Repeat every line below exactly as it reads.

[Items from a figure collection]

start

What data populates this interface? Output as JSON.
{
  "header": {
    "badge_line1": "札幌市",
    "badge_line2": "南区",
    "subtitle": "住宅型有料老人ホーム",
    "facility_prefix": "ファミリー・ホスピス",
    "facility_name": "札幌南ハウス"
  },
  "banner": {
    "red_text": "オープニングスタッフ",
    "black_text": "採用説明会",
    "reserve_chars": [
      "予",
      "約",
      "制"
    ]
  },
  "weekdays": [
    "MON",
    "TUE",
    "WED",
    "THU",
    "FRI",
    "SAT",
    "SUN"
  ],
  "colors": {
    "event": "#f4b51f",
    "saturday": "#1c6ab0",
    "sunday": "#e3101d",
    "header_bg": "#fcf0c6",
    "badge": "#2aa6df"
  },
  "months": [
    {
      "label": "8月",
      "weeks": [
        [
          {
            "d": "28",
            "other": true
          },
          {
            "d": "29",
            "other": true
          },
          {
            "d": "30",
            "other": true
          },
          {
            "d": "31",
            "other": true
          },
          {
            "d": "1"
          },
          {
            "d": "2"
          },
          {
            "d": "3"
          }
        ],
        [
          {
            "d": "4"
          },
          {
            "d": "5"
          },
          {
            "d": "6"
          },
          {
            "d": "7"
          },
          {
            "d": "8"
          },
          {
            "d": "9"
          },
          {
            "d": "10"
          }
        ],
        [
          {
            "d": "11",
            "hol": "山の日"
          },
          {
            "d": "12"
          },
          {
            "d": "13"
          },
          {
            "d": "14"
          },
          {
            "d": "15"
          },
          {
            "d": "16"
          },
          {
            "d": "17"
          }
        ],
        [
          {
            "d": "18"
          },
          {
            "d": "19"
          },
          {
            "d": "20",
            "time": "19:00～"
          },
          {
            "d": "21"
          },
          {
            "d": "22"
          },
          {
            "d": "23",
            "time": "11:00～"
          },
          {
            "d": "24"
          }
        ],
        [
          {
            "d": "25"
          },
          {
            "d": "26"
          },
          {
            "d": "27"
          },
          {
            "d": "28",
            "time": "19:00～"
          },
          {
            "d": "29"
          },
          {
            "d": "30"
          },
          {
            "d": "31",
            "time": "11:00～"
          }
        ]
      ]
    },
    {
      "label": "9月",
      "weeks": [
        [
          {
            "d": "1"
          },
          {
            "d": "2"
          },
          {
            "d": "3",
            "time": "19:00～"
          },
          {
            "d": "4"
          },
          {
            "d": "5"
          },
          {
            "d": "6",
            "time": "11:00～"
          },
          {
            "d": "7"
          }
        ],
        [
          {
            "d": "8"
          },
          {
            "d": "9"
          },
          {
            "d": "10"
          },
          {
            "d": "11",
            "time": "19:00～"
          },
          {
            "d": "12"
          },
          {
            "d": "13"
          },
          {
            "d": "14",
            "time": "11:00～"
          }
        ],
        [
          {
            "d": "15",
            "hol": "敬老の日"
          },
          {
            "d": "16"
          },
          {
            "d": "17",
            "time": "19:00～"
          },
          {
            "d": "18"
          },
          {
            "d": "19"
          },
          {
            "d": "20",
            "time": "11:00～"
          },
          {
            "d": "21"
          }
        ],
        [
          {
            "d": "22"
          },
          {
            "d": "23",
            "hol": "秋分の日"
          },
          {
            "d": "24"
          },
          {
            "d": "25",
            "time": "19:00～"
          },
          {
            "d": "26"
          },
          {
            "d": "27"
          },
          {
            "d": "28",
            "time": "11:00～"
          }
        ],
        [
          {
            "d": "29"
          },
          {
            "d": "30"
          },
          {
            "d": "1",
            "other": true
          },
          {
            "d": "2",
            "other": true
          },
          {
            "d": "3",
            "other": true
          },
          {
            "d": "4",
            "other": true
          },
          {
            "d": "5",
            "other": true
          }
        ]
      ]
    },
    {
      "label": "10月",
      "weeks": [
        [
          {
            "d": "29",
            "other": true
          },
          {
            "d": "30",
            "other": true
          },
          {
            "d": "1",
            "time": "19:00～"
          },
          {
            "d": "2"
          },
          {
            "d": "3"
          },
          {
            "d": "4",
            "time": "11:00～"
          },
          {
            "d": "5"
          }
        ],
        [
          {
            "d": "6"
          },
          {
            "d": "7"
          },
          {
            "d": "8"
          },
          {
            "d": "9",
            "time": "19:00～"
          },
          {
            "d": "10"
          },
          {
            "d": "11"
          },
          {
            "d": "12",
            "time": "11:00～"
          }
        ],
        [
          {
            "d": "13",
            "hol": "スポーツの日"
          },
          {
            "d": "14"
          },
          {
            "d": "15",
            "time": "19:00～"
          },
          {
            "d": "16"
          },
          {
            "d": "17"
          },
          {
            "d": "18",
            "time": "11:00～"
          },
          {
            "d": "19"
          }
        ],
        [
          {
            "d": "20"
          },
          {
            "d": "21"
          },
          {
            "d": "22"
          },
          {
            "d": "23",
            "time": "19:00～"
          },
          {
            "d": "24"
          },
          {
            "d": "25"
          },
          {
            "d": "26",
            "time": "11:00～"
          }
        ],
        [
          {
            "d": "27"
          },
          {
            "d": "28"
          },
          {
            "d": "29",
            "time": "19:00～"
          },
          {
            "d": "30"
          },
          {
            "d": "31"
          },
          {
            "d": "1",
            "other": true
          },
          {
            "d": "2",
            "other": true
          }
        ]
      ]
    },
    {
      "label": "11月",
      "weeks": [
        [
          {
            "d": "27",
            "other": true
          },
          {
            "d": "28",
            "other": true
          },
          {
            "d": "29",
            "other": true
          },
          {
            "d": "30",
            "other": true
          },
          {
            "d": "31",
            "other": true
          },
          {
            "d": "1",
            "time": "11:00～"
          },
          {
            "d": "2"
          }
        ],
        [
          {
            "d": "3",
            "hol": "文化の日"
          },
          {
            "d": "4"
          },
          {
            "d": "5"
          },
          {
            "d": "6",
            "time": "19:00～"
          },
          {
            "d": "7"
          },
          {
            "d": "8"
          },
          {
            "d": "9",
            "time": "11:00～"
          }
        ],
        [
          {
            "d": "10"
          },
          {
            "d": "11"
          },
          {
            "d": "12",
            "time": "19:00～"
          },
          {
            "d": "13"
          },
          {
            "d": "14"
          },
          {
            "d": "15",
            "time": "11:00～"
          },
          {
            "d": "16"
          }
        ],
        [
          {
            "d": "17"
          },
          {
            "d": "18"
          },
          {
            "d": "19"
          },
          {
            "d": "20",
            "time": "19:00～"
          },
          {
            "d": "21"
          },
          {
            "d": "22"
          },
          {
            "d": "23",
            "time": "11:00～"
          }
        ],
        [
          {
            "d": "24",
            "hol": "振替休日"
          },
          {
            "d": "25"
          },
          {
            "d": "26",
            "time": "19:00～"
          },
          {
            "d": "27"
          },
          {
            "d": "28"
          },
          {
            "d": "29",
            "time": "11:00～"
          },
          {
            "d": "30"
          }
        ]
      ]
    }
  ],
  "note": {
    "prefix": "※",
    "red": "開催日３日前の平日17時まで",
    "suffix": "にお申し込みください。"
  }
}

end

> _SOLUTION TO THE EXERCISE_:
What data populates this interface? Output as JSON.
{
  "header": {
    "badge_line1": "札幌市",
    "badge_line2": "南区",
    "subtitle": "住宅型有料老人ホーム",
    "facility_prefix": "ファミリー・ホスピス",
    "facility_name": "札幌南ハウス"
  },
  "banner": {
    "red_text": "オープニングスタッフ",
    "black_text": "採用説明会",
    "reserve_chars": [
      "予",
      "約",
      "制"
    ]
  },
  "weekdays": [
    "MON",
    "TUE",
    "WED",
    "THU",
    "FRI",
    "SAT",
    "SUN"
  ],
  "colors": {
    "event": "#f4b51f",
    "saturday": "#1c6ab0",
    "sunday": "#e3101d",
    "header_bg": "#fcf0c6",
    "badge": "#2aa6df"
  },
  "months": [
    {
      "label": "8月",
      "weeks": [
        [
          {
            "d": "28",
            "other": true
          },
          {
            "d": "29",
            "other": true
          },
          {
            "d": "30",
            "other": true
          },
          {
            "d": "31",
            "other": true
          },
          {
            "d": "1"
          },
          {
            "d": "2"
          },
          {
            "d": "3"
          }
        ],
        [
          {
            "d": "4"
          },
          {
            "d": "5"
          },
          {
            "d": "6"
          },
          {
            "d": "7"
          },
          {
            "d": "8"
          },
          {
            "d": "9"
          },
          {
            "d": "10"
          }
        ],
        [
          {
            "d": "11",
            "hol": "山の日"
          },
          {
            "d": "12"
          },
          {
            "d": "13"
          },
          {
            "d": "14"
          },
          {
            "d": "15"
          },
          {
            "d": "16"
          },
          {
            "d": "17"
          }
        ],
        [
          {
            "d": "18"
          },
          {
            "d": "19"
          },
          {
            "d": "20",
            "time": "19:00～"
          },
          {
            "d": "21"
          },
          {
            "d": "22"
          },
          {
            "d": "23",
            "time": "11:00～"
          },
          {
            "d": "24"
          }
        ],
        [
          {
            "d": "25"
          },
          {
            "d": "26"
          },
          {
            "d": "27"
          },
          {
            "d": "28",
            "time": "19:00～"
          },
          {
            "d": "29"
          },
          {
            "d": "30"
          },
          {
            "d": "31",
            "time": "11:00～"
          }
        ]
      ]
    },
    {
      "label": "9月",
      "weeks": [
        [
          {
            "d": "1"
          },
          {
            "d": "2"
          },
          {
            "d": "3",
            "time": "19:00～"
          },
          {
            "d": "4"
          },
          {
            "d": "5"
          },
          {
            "d": "6",
            "time": "11:00～"
          },
          {
            "d": "7"
          }
        ],
        [
          {
            "d": "8"
          },
          {
            "d": "9"
          },
          {
            "d": "10"
          },
          {
            "d": "11",
            "time": "19:00～"
          },
          {
            "d": "12"
          },
          {
            "d": "13"
          },
          {
            "d": "14",
            "time": "11:00～"
          }
        ],
        [
          {
            "d": "15",
            "hol": "敬老の日"
          },
          {
            "d": "16"
          },
          {
            "d": "17",
            "time": "19:00～"
          },
          {
            "d": "18"
          },
          {
            "d": "19"
          },
          {
            "d": "20",
            "time": "11:00～"
          },
          {
            "d": "21"
          }
        ],
        [
          {
            "d": "22"
          },
          {
            "d": "23",
            "hol": "秋分の日"
          },
          {
            "d": "24"
          },
          {
            "d": "25",
            "time": "19:00～"
          },
          {
            "d": "26"
          },
          {
            "d": "27"
          },
          {
            "d": "28",
            "time": "11:00～"
          }
        ],
        [
          {
            "d": "29"
          },
          {
            "d": "30"
          },
          {
            "d": "1",
            "other": true
          },
          {
            "d": "2",
            "other": true
          },
          {
            "d": "3",
            "other": true
          },
          {
            "d": "4",
            "other": true
          },
          {
            "d": "5",
            "other": true
          }
        ]
      ]
    },
    {
      "label": "10月",
      "weeks": [
        [
          {
            "d": "29",
            "other": true
          },
          {
            "d": "30",
            "other": true
          },
          {
            "d": "1",
            "time": "19:00～"
          },
          {
            "d": "2"
          },
          {
            "d": "3"
          },
          {
            "d": "4",
            "time": "11:00～"
          },
          {
            "d": "5"
          }
        ],
        [
          {
            "d": "6"
          },
          {
            "d": "7"
          },
          {
            "d": "8"
          },
          {
            "d": "9",
            "time": "19:00～"
          },
          {
            "d": "10"
          },
          {
            "d": "11"
          },
          {
            "d": "12",
            "time": "11:00～"
          }
        ],
        [
          {
            "d": "13",
            "hol": "スポーツの日"
          },
          {
            "d": "14"
          },
          {
            "d": "15",
            "time": "19:00～"
          },
          {
            "d": "16"
          },
          {
            "d": "17"
          },
          {
            "d": "18",
            "time": "11:00～"
          },
          {
            "d": "19"
          }
        ],
        [
          {
            "d": "20"
          },
          {
            "d": "21"
          },
          {
            "d": "22"
          },
          {
            "d": "23",
            "time": "19:00～"
          },
          {
            "d": "24"
          },
          {
            "d": "25"
          },
          {
            "d": "26",
            "time": "11:00～"
          }
        ],
        [
          {
            "d": "27"
          },
          {
            "d": "28"
          },
          {
            "d": "29",
            "time": "19:00～"
          },
          {
            "d": "30"
          },
          {
            "d": "31"
          },
          {
            "d": "1",
            "other": true
          },
          {
            "d": "2",
            "other": true
          }
        ]
      ]
    },
    {
      "label": "11月",
      "weeks": [
        [
          {
            "d": "27",
            "other": true
          },
          {
            "d": "28",
            "other": true
          },
          {
            "d": "29",
            "other": true
          },
          {
            "d": "30",
            "other": true
          },
          {
            "d": "31",
            "other": true
          },
          {
            "d": "1",
            "time": "11:00～"
          },
          {
            "d": "2"
          }
        ],
        [
          {
            "d": "3",
            "hol": "文化の日"
          },
          {
            "d": "4"
          },
          {
            "d": "5"
          },
          {
            "d": "6",
            "time": "19:00～"
          },
          {
            "d": "7"
          },
          {
            "d": "8"
          },
          {
            "d": "9",
            "time": "11:00～"
          }
        ],
        [
          {
            "d": "10"
          },
          {
            "d": "11"
          },
          {
            "d": "12",
            "time": "19:00～"
          },
          {
            "d": "13"
          },
          {
            "d": "14"
          },
          {
            "d": "15",
            "time": "11:00～"
          },
          {
            "d": "16"
          }
        ],
        [
          {
            "d": "17"
          },
          {
            "d": "18"
          },
          {
            "d": "19"
          },
          {
            "d": "20",
            "time": "19:00～"
          },
          {
            "d": "21"
          },
          {
            "d": "22"
          },
          {
            "d": "23",
            "time": "11:00～"
          }
        ],
        [
          {
            "d": "24",
            "hol": "振替休日"
          },
          {
            "d": "25"
          },
          {
            "d": "26",
            "time": "19:00～"
          },
          {
            "d": "27"
          },
          {
            "d": "28"
          },
          {
            "d": "29",
            "time": "11:00～"
          },
          {
            "d": "30"
          }
        ]
      ]
    }
  ],
  "note": {
    "prefix": "※",
    "red": "開催日３日前の平日17時まで",
    "suffix": "にお申し込みください。"
  }
}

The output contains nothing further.